Dataset rows about figures
-------------------------

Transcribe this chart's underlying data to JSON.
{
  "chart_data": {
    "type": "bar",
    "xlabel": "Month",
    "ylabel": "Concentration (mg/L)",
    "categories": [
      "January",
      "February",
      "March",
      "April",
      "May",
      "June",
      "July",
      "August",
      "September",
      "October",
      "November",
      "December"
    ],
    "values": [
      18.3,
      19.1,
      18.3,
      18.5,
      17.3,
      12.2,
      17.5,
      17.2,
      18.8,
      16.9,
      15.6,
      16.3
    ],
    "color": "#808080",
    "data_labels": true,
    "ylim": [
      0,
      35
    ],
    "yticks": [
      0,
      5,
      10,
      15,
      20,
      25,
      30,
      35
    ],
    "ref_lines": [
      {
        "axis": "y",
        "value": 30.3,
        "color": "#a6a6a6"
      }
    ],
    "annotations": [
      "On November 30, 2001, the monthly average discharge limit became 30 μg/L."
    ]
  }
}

-------------------------

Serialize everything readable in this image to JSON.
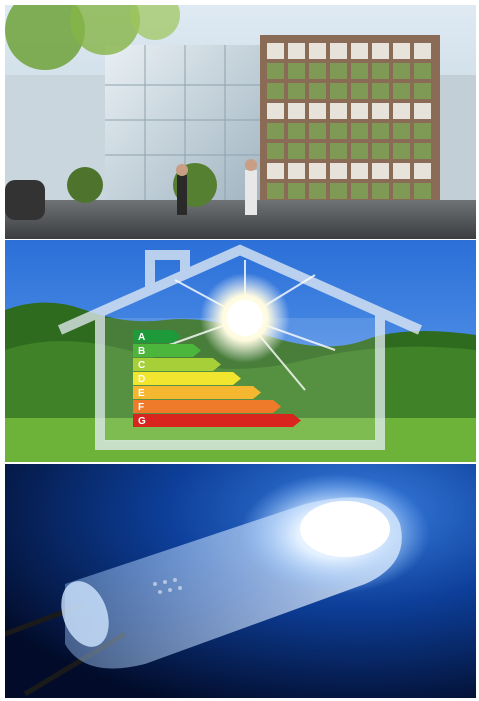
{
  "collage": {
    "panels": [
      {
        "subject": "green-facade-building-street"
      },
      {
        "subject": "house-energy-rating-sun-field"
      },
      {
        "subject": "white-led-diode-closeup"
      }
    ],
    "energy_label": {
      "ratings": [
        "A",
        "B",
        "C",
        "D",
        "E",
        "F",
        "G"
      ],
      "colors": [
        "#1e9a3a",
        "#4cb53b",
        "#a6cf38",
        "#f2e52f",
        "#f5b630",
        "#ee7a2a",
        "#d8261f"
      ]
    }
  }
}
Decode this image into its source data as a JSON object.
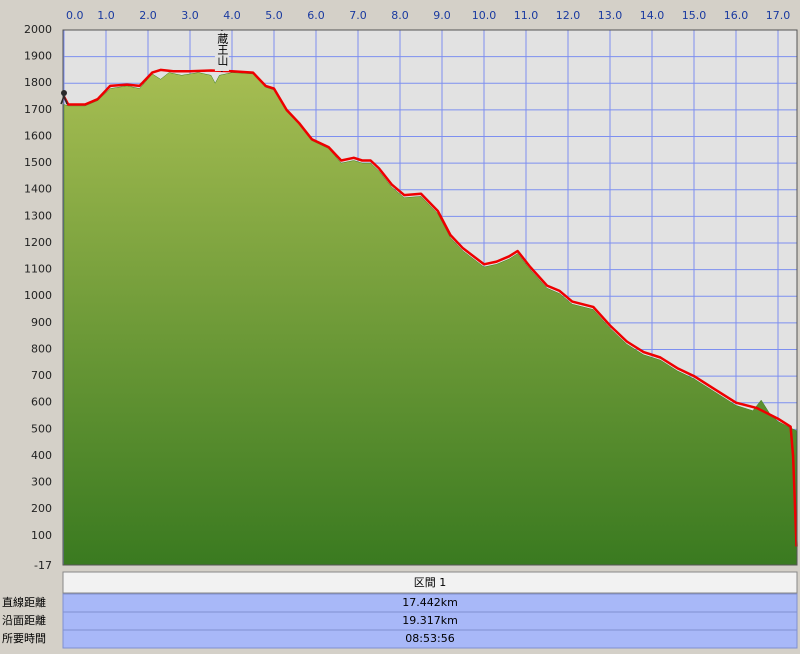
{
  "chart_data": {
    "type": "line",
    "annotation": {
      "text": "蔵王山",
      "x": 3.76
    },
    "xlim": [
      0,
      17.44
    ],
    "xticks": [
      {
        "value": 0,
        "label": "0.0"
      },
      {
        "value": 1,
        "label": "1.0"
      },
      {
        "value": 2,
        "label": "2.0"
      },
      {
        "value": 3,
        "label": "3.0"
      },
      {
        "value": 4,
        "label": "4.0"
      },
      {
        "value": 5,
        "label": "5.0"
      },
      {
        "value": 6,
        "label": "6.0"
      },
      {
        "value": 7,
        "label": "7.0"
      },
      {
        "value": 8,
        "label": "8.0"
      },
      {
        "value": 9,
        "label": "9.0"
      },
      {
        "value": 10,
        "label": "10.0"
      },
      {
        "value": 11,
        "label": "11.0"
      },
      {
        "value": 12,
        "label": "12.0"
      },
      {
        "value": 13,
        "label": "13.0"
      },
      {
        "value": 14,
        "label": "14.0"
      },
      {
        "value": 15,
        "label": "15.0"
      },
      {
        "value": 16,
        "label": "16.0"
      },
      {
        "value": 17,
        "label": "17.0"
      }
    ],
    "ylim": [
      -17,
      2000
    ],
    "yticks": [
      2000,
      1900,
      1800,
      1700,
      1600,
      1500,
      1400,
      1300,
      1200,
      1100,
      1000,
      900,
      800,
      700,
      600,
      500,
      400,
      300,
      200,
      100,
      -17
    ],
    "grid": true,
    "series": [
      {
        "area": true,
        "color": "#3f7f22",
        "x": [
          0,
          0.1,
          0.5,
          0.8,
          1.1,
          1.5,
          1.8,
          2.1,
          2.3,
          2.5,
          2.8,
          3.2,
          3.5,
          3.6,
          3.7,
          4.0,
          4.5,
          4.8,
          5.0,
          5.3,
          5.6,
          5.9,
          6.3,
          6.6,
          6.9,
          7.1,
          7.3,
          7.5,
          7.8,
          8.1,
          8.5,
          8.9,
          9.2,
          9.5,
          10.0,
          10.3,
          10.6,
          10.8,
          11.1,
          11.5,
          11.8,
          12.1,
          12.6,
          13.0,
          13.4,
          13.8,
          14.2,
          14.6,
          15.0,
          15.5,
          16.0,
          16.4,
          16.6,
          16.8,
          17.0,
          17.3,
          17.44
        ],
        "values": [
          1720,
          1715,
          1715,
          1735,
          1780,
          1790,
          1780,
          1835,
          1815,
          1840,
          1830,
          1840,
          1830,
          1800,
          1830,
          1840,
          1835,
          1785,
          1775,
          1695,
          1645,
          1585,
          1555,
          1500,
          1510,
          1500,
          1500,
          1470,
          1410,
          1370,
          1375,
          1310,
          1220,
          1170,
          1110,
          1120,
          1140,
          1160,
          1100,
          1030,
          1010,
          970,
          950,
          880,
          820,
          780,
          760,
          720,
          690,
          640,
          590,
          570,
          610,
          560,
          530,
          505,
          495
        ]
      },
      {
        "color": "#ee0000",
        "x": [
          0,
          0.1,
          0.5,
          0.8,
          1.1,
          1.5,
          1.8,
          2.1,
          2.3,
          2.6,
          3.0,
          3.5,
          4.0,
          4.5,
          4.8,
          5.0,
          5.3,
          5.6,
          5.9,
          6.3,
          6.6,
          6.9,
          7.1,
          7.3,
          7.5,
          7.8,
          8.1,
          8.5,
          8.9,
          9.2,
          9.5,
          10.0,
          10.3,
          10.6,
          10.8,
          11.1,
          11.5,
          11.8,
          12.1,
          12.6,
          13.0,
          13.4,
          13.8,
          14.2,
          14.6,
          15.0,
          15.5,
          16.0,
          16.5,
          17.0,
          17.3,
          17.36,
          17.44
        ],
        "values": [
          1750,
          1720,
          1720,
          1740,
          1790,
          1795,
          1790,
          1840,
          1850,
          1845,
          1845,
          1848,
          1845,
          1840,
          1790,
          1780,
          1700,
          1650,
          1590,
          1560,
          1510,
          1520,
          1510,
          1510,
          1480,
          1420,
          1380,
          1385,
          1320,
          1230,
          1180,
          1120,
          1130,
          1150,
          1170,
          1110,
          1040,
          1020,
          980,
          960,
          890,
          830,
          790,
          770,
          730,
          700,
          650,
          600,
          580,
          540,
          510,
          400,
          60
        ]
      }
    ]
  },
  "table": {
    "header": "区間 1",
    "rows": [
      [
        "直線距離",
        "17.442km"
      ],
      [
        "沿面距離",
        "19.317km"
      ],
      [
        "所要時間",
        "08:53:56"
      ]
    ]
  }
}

-------------------------

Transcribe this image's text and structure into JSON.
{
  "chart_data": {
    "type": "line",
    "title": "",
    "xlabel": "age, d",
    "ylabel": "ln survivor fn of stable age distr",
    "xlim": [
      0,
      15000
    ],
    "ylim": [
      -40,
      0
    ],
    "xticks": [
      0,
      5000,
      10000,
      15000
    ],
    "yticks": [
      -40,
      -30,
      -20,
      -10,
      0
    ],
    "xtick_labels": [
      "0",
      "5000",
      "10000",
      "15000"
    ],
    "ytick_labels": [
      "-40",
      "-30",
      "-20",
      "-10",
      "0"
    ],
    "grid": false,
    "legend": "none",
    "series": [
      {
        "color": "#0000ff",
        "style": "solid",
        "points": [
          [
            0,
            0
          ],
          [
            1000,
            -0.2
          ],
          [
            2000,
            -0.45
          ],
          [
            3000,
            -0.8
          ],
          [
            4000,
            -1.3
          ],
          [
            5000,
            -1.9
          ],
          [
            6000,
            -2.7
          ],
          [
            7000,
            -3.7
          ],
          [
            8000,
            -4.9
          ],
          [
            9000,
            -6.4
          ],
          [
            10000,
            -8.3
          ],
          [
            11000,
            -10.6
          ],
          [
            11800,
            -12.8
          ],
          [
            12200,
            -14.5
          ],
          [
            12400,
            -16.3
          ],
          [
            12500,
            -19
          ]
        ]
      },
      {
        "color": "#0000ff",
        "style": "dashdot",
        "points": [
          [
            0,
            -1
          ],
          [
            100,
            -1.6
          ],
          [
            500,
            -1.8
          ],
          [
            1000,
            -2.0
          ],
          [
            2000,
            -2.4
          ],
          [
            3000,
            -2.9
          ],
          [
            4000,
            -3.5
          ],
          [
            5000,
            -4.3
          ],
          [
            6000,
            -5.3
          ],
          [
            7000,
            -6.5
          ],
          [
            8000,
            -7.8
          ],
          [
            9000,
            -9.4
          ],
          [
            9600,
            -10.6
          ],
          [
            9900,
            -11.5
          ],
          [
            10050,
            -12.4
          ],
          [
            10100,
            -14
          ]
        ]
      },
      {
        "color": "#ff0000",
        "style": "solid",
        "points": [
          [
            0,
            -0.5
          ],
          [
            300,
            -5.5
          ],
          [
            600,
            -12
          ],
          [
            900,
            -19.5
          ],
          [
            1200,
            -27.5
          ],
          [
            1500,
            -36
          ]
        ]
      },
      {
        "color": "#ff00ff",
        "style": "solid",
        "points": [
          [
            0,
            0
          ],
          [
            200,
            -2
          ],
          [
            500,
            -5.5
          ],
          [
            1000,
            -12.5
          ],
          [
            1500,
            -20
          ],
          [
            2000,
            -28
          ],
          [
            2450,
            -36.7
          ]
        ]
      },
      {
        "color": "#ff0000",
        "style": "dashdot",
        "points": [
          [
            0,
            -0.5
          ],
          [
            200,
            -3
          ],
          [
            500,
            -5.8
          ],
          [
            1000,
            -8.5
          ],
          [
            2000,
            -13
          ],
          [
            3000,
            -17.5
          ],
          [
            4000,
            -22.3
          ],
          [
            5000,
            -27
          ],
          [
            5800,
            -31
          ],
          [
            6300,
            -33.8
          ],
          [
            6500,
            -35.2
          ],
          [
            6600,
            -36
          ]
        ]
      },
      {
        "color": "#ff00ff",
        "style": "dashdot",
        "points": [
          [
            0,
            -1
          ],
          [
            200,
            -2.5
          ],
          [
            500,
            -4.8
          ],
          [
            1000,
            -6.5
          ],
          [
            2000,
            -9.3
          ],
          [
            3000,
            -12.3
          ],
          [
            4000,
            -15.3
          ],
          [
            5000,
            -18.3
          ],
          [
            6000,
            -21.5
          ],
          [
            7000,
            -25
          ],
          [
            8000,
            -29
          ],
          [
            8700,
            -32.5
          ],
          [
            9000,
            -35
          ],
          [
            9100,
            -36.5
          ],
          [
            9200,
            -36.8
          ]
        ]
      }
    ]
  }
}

-------------------------

REQUIREMENT
Locate all lines holding the word "November", then copy them out.

RESULT OF THE TASK
      "November",
      "On November 30, 2001, the monthly average discharge limit became 30 μg/L."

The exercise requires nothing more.